THE PROBLEM ::
Retype the whole listing below, character for character.

-- start of GIVEN RECORDS --

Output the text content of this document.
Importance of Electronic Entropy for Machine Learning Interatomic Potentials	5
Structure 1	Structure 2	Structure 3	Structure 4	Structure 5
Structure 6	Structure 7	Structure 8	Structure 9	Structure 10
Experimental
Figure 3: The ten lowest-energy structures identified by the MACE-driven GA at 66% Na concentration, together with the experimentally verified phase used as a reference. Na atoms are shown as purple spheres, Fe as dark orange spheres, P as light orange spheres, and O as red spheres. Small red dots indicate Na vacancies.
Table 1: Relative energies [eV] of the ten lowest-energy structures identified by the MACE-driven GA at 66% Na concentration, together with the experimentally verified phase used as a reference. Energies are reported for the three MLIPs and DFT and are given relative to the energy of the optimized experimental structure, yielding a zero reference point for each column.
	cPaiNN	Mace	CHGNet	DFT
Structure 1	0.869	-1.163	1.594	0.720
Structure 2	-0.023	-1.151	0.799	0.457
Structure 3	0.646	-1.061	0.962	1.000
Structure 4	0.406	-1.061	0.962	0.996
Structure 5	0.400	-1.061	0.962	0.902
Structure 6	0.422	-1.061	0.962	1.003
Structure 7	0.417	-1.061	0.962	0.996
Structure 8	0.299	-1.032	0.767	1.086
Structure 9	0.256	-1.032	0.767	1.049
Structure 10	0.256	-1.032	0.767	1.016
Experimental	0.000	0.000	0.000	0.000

-- end of GIVEN RECORDS --

WRITTEN ANSWER ::
Output the text content of this document.
Importance of Electronic Entropy for Machine Learning Interatomic Potentials	5
Structure 1	Structure 2	Structure 3	Structure 4	Structure 5
Structure 6	Structure 7	Structure 8	Structure 9	Structure 10
Experimental
Figure 3: The ten lowest-energy structures identified by the MACE-driven GA at 66% Na concentration, together with the experimentally verified phase used as a reference. Na atoms are shown as purple spheres, Fe as dark orange spheres, P as light orange spheres, and O as red spheres. Small red dots indicate Na vacancies.
Table 1: Relative energies [eV] of the ten lowest-energy structures identified by the MACE-driven GA at 66% Na concentration, together with the experimentally verified phase used as a reference. Energies are reported for the three MLIPs and DFT and are given relative to the energy of the optimized experimental structure, yielding a zero reference point for each column.
	cPaiNN	Mace	CHGNet	DFT
Structure 1	0.869	-1.163	1.594	0.720
Structure 2	-0.023	-1.151	0.799	0.457
Structure 3	0.646	-1.061	0.962	1.000
Structure 4	0.406	-1.061	0.962	0.996
Structure 5	0.400	-1.061	0.962	0.902
Structure 6	0.422	-1.061	0.962	1.003
Structure 7	0.417	-1.061	0.962	0.996
Structure 8	0.299	-1.032	0.767	1.086
Structure 9	0.256	-1.032	0.767	1.049
Structure 10	0.256	-1.032	0.767	1.016
Experimental	0.000	0.000	0.000	0.000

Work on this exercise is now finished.